SUPPLIED RECORDS
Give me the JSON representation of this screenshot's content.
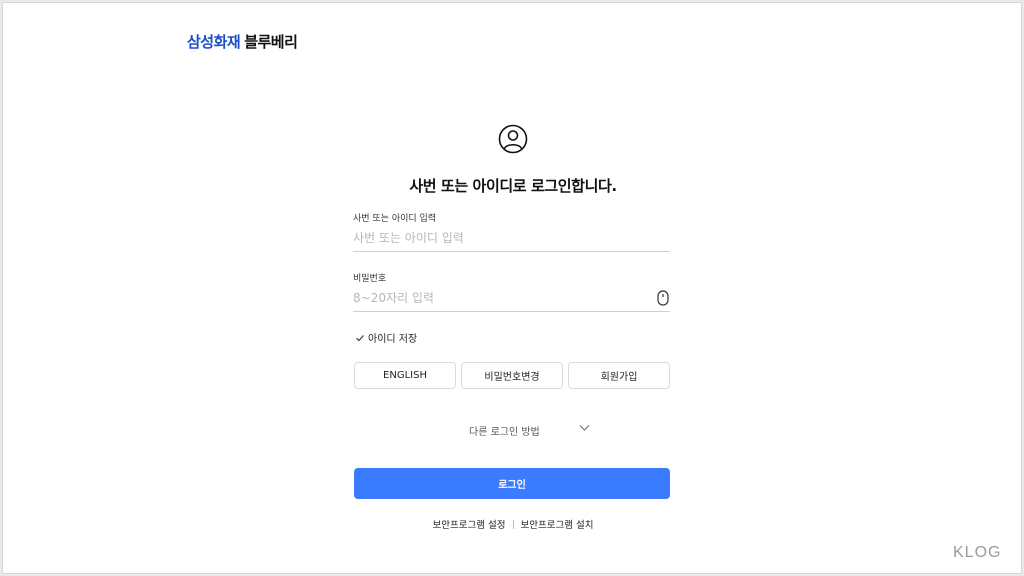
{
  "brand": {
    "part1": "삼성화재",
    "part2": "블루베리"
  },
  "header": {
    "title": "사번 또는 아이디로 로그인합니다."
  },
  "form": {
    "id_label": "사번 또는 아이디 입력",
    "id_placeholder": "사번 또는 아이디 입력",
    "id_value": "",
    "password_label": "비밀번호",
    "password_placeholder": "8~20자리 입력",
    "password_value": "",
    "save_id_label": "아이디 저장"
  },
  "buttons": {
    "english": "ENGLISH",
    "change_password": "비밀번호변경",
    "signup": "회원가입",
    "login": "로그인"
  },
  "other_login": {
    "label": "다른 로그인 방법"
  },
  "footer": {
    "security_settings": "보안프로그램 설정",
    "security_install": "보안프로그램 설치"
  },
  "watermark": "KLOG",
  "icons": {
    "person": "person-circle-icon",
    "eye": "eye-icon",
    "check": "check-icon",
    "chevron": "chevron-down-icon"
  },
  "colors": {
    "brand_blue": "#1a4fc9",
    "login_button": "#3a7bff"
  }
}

WRITTEN PROBLEM
Except for the pictures, copy every line of the records above exactly.

EXERCISE RESULT
Give me the JSON representation of this screenshot's content.
{
  "brand": {
    "part1": "삼성화재",
    "part2": "블루베리"
  },
  "header": {
    "title": "사번 또는 아이디로 로그인합니다."
  },
  "form": {
    "id_label": "사번 또는 아이디 입력",
    "id_placeholder": "사번 또는 아이디 입력",
    "id_value": "",
    "password_label": "비밀번호",
    "password_placeholder": "8~20자리 입력",
    "password_value": "",
    "save_id_label": "아이디 저장"
  },
  "buttons": {
    "english": "ENGLISH",
    "change_password": "비밀번호변경",
    "signup": "회원가입",
    "login": "로그인"
  },
  "other_login": {
    "label": "다른 로그인 방법"
  },
  "footer": {
    "security_settings": "보안프로그램 설정",
    "security_install": "보안프로그램 설치"
  },
  "watermark": "KLOG",
  "icons": {
    "person": "person-circle-icon",
    "eye": "eye-icon",
    "check": "check-icon",
    "chevron": "chevron-down-icon"
  },
  "colors": {
    "brand_blue": "#1a4fc9",
    "login_button": "#3a7bff"
  }
}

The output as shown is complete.